*To do*:
Gather every line that includes the word "основний", please.

** start of Extracted data **

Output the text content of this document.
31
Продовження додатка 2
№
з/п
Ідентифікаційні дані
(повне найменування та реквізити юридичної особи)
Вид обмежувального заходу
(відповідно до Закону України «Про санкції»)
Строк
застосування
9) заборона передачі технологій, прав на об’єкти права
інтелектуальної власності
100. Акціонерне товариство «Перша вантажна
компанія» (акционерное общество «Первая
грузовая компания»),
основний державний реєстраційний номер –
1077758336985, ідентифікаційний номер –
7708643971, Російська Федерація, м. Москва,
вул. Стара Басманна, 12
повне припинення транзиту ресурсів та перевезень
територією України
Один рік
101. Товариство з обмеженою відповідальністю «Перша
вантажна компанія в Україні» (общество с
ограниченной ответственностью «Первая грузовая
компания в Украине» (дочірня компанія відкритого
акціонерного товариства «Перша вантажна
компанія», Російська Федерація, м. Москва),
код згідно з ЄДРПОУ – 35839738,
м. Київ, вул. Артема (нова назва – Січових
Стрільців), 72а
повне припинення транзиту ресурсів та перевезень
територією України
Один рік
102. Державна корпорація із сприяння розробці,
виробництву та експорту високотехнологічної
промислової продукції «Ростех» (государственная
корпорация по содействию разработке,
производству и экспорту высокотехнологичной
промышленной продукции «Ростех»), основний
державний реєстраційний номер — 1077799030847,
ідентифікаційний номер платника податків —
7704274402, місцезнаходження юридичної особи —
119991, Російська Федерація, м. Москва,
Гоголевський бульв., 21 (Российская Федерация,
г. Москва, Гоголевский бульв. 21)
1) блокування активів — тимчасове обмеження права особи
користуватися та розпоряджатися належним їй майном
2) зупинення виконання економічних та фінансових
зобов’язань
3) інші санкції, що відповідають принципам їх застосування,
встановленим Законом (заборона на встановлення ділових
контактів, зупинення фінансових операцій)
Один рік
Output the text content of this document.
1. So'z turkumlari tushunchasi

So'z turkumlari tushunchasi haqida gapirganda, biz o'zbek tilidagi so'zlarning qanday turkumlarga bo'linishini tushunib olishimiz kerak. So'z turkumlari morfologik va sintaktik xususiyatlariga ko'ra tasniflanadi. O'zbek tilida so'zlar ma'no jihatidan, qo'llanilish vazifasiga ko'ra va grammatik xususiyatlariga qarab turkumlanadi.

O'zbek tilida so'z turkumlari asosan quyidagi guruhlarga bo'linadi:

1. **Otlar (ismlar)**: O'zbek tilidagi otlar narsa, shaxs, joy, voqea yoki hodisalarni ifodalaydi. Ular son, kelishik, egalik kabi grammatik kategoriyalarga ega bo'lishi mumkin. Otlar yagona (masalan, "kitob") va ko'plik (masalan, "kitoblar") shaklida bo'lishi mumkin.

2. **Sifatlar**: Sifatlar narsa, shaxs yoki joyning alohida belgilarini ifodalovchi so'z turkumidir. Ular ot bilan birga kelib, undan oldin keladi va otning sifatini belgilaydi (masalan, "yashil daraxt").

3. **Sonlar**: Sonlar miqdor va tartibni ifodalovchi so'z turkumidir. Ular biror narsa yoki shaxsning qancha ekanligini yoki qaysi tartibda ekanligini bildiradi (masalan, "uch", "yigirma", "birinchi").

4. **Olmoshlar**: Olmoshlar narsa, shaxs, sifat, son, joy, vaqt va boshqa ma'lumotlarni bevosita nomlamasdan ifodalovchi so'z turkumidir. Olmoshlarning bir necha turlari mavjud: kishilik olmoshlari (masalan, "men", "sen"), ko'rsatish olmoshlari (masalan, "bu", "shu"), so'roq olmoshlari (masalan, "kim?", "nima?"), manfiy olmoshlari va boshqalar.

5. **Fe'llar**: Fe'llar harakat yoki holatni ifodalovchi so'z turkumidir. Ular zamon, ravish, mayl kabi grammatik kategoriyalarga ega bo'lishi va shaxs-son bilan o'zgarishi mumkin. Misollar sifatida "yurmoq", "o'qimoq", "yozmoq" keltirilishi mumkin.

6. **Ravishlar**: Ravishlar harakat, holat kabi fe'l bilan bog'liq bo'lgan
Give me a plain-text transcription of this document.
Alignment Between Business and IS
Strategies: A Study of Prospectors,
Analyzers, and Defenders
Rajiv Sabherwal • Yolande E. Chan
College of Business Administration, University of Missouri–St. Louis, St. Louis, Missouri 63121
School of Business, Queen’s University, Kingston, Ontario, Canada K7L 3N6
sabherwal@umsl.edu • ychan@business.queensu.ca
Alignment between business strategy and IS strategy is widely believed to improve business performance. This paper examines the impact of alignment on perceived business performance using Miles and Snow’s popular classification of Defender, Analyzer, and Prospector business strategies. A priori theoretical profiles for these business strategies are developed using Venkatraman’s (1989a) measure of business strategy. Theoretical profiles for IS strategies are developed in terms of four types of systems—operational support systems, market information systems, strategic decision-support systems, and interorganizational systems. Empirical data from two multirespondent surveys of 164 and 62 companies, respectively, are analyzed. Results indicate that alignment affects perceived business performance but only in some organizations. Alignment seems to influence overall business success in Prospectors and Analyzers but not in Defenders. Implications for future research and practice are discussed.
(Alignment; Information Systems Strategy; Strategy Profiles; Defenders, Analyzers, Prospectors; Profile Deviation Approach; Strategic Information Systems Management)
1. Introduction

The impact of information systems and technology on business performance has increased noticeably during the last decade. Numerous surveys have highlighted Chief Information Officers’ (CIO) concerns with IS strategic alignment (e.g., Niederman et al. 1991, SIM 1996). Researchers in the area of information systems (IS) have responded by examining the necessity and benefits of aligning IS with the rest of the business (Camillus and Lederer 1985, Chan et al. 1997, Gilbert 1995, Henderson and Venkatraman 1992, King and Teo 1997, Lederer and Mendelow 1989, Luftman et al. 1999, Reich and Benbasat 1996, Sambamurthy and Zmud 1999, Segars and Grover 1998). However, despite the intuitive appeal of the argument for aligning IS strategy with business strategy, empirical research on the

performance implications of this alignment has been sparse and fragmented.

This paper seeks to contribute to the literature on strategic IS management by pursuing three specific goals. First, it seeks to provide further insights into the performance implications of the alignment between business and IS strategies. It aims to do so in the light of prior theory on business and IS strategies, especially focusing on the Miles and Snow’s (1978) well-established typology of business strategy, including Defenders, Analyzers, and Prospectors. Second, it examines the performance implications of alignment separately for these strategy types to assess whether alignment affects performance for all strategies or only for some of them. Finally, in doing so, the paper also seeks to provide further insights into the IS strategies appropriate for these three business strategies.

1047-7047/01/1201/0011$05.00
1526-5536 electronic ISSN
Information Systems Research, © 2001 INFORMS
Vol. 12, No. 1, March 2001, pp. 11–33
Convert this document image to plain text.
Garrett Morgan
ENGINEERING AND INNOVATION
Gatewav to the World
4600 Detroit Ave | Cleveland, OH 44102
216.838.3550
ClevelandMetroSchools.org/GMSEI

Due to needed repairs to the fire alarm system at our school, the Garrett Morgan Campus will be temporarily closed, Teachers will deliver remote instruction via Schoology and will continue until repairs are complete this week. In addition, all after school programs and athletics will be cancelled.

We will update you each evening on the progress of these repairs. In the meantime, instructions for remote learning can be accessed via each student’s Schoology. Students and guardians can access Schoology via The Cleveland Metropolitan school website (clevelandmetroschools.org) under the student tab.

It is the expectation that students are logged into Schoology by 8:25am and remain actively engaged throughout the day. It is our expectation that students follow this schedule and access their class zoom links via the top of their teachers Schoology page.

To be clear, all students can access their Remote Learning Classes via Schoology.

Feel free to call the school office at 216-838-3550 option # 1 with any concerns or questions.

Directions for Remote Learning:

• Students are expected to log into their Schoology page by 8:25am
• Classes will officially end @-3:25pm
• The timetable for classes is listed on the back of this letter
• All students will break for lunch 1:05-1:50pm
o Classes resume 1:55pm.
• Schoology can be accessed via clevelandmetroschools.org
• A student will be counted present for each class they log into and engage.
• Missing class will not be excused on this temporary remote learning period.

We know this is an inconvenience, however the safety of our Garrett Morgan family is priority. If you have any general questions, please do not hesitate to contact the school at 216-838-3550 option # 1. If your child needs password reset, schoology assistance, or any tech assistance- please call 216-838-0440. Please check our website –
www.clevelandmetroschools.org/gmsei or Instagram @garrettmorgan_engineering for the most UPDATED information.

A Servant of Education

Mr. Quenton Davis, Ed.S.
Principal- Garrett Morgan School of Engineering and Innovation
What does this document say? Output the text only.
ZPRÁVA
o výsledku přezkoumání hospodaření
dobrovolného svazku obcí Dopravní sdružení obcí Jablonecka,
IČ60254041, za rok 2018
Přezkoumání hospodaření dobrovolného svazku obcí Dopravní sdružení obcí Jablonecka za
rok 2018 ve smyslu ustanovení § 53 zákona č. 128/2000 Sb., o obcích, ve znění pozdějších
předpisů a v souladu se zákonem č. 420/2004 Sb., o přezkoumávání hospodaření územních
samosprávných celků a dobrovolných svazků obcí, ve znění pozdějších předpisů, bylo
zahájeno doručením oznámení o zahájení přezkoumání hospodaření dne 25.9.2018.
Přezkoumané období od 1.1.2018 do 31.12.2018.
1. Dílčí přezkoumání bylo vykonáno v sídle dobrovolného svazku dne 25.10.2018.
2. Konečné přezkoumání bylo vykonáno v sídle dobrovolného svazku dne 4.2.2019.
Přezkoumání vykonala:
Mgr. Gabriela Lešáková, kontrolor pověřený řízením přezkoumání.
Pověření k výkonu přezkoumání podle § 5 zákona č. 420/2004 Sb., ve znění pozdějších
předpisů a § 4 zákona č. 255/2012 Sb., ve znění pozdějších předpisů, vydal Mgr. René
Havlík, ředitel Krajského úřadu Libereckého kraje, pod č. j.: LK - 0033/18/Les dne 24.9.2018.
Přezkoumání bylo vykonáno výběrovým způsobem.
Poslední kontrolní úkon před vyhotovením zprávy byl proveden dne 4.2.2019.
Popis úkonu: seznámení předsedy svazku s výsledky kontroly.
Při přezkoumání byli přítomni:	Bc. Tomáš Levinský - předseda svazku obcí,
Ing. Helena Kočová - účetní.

** end of Extracted data **

*Task response*:
основний державний реєстраційний номер –
промышленной продукции «Ростех»), основний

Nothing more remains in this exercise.